### Data to use
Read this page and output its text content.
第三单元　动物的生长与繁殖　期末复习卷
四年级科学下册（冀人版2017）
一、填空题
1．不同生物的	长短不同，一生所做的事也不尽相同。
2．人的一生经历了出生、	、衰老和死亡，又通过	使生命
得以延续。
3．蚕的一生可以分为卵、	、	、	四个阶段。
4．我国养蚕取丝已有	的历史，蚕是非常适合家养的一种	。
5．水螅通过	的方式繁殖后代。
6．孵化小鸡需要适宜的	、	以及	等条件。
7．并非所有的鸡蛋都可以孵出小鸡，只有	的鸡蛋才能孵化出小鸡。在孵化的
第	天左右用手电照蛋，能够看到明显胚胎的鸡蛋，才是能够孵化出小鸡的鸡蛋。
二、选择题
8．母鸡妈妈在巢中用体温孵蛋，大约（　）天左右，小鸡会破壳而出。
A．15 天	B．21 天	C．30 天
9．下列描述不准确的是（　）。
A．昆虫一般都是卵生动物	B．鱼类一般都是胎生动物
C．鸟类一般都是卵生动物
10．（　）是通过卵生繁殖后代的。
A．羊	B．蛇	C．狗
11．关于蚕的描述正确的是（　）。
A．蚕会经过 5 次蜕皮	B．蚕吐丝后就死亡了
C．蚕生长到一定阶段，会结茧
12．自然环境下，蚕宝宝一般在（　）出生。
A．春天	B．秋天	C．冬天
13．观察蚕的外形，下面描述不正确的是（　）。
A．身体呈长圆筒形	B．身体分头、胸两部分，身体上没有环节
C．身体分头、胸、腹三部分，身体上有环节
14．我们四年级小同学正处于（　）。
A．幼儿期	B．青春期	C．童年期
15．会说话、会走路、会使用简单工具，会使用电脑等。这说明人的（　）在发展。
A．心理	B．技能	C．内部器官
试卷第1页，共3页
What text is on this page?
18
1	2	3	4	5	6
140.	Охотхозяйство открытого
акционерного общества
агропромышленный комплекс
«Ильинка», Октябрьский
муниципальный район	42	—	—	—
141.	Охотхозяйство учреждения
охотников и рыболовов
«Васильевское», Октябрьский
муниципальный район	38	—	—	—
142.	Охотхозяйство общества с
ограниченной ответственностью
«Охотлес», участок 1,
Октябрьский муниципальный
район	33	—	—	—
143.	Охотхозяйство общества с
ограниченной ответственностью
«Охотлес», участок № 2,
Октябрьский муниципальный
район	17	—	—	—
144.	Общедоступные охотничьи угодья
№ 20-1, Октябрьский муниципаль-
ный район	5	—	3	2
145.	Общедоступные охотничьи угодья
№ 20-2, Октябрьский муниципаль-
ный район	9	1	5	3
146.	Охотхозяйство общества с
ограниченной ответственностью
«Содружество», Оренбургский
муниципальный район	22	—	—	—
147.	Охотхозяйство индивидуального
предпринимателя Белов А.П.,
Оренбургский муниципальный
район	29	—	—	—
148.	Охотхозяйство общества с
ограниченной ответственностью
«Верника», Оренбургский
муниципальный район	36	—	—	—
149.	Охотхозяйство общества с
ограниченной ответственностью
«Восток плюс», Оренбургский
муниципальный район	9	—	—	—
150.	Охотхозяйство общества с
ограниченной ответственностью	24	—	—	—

### Short problem
From the preceding material, extract every line exactly.

### Result for this exercise
Read this page and output its text content.
第三单元　动物的生长与繁殖　期末复习卷
四年级科学下册（冀人版2017）
一、填空题
1．不同生物的	长短不同，一生所做的事也不尽相同。
2．人的一生经历了出生、	、衰老和死亡，又通过	使生命
得以延续。
3．蚕的一生可以分为卵、	、	、	四个阶段。
4．我国养蚕取丝已有	的历史，蚕是非常适合家养的一种	。
5．水螅通过	的方式繁殖后代。
6．孵化小鸡需要适宜的	、	以及	等条件。
7．并非所有的鸡蛋都可以孵出小鸡，只有	的鸡蛋才能孵化出小鸡。在孵化的
第	天左右用手电照蛋，能够看到明显胚胎的鸡蛋，才是能够孵化出小鸡的鸡蛋。
二、选择题
8．母鸡妈妈在巢中用体温孵蛋，大约（　）天左右，小鸡会破壳而出。
A．15 天	B．21 天	C．30 天
9．下列描述不准确的是（　）。
A．昆虫一般都是卵生动物	B．鱼类一般都是胎生动物
C．鸟类一般都是卵生动物
10．（　）是通过卵生繁殖后代的。
A．羊	B．蛇	C．狗
11．关于蚕的描述正确的是（　）。
A．蚕会经过 5 次蜕皮	B．蚕吐丝后就死亡了
C．蚕生长到一定阶段，会结茧
12．自然环境下，蚕宝宝一般在（　）出生。
A．春天	B．秋天	C．冬天
13．观察蚕的外形，下面描述不正确的是（　）。
A．身体呈长圆筒形	B．身体分头、胸两部分，身体上没有环节
C．身体分头、胸、腹三部分，身体上有环节
14．我们四年级小同学正处于（　）。
A．幼儿期	B．青春期	C．童年期
15．会说话、会走路、会使用简单工具，会使用电脑等。这说明人的（　）在发展。
A．心理	B．技能	C．内部器官
试卷第1页，共3页
What text is on this page?
18
1	2	3	4	5	6
140.	Охотхозяйство открытого
акционерного общества
агропромышленный комплекс
«Ильинка», Октябрьский
муниципальный район	42	—	—	—
141.	Охотхозяйство учреждения
охотников и рыболовов
«Васильевское», Октябрьский
муниципальный район	38	—	—	—
142.	Охотхозяйство общества с
ограниченной ответственностью
«Охотлес», участок 1,
Октябрьский муниципальный
район	33	—	—	—
143.	Охотхозяйство общества с
ограниченной ответственностью
«Охотлес», участок № 2,
Октябрьский муниципальный
район	17	—	—	—
144.	Общедоступные охотничьи угодья
№ 20-1, Октябрьский муниципаль-
ный район	5	—	3	2
145.	Общедоступные охотничьи угодья
№ 20-2, Октябрьский муниципаль-
ный район	9	1	5	3
146.	Охотхозяйство общества с
ограниченной ответственностью
«Содружество», Оренбургский
муниципальный район	22	—	—	—
147.	Охотхозяйство индивидуального
предпринимателя Белов А.П.,
Оренбургский муниципальный
район	29	—	—	—
148.	Охотхозяйство общества с
ограниченной ответственностью
«Верника», Оренбургский
муниципальный район	36	—	—	—
149.	Охотхозяйство общества с
ограниченной ответственностью
«Восток плюс», Оренбургский
муниципальный район	9	—	—	—
150.	Охотхозяйство общества с
ограниченной ответственностью	24	—	—	—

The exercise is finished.